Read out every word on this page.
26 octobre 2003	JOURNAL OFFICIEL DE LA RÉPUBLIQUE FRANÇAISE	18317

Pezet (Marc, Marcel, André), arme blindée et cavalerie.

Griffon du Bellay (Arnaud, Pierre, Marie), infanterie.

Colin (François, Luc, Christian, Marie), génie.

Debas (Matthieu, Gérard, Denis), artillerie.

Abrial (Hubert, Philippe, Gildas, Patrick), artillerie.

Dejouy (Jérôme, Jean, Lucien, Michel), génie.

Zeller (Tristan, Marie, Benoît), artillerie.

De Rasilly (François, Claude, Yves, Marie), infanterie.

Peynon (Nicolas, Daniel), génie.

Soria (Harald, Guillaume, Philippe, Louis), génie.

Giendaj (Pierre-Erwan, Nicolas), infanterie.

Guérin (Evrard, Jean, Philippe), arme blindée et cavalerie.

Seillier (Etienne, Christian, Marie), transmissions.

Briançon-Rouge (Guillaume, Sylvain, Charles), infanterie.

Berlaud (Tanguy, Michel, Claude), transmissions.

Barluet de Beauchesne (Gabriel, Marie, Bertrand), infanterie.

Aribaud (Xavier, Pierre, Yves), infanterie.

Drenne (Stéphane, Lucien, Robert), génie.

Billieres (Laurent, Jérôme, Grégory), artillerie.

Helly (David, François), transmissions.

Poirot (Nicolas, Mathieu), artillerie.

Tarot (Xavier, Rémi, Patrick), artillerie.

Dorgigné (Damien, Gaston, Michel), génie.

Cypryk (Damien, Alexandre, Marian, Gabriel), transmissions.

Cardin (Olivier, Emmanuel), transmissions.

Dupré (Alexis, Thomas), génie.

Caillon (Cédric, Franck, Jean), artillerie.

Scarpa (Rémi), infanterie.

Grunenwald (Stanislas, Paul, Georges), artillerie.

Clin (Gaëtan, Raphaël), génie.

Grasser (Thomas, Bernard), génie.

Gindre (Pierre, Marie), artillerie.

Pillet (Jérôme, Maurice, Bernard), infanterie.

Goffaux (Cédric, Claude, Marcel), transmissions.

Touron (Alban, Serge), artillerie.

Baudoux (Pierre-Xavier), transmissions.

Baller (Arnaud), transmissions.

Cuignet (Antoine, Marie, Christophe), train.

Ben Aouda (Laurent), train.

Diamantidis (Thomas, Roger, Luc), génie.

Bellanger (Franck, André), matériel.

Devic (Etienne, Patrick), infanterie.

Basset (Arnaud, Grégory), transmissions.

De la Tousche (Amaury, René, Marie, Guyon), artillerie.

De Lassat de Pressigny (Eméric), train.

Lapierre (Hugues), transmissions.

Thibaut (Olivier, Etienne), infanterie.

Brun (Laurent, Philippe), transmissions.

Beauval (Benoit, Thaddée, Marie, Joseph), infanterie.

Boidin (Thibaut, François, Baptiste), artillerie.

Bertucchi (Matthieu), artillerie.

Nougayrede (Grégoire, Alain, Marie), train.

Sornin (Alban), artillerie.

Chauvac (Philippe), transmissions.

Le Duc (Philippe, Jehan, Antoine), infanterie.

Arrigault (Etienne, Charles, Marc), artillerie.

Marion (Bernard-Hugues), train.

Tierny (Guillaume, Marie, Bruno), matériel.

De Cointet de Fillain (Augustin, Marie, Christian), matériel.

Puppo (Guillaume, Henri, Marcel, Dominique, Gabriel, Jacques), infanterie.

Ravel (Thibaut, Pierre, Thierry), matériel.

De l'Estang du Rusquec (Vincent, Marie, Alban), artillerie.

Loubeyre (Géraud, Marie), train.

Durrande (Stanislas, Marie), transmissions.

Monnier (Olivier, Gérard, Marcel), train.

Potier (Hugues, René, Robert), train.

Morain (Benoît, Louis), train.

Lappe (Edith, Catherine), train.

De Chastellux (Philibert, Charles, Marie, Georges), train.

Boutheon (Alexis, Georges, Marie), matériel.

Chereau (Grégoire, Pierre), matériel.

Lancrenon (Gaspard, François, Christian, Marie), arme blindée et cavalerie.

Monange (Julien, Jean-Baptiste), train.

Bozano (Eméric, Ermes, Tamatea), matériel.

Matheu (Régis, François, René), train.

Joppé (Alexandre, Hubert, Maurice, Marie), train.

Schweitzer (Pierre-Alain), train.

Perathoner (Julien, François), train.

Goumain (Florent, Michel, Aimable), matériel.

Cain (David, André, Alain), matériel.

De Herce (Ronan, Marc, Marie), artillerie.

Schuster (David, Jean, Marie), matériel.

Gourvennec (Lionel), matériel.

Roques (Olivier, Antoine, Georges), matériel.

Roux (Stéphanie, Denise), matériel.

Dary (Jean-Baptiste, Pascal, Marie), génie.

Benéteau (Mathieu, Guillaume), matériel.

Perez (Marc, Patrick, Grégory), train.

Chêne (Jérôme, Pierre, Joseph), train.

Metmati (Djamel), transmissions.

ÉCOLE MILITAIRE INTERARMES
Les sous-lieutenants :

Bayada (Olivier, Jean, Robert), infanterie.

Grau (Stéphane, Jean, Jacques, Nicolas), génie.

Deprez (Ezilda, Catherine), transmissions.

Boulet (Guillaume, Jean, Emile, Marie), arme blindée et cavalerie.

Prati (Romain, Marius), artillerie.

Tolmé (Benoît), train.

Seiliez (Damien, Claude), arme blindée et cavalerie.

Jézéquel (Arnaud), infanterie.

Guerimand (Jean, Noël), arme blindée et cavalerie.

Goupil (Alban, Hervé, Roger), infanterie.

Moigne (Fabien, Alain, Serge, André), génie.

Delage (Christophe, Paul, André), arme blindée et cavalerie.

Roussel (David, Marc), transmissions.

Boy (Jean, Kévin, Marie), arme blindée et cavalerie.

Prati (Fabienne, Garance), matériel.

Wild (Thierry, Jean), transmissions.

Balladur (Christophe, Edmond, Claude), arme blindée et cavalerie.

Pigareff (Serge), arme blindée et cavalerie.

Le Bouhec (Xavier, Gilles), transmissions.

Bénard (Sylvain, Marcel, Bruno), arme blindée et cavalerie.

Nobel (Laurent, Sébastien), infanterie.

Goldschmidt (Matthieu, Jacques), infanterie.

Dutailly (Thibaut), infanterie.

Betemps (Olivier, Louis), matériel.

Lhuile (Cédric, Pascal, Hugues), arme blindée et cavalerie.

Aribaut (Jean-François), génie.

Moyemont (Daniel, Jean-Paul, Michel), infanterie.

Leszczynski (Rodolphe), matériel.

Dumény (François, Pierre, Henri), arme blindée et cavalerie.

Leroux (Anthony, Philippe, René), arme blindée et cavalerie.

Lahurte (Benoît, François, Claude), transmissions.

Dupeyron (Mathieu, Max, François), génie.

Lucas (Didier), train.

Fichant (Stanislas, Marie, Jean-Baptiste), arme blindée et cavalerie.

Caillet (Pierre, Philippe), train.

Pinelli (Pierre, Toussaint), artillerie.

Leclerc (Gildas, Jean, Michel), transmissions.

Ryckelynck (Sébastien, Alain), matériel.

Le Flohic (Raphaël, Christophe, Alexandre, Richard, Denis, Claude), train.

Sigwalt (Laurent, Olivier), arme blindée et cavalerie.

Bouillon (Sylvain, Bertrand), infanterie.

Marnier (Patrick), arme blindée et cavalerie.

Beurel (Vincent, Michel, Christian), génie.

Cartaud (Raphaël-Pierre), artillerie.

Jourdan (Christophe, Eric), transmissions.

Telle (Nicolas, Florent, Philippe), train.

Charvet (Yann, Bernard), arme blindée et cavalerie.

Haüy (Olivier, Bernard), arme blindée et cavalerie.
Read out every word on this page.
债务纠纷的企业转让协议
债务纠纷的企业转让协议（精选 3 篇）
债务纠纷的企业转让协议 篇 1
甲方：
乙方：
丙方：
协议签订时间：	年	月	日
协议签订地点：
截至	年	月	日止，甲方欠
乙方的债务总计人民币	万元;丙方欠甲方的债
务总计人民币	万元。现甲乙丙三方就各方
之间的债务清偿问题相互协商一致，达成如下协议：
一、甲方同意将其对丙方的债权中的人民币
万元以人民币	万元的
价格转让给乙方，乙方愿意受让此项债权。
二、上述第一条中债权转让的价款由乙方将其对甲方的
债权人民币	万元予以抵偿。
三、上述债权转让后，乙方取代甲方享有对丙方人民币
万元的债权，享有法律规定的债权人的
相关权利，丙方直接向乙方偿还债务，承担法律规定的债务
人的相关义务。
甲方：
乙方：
=-=-=
#### WHAT THIS TASK INVOLVES:
In the material above, how many lines hold the word "Franck"? Say only the number.

#### EXERCISE OUTPUT:
2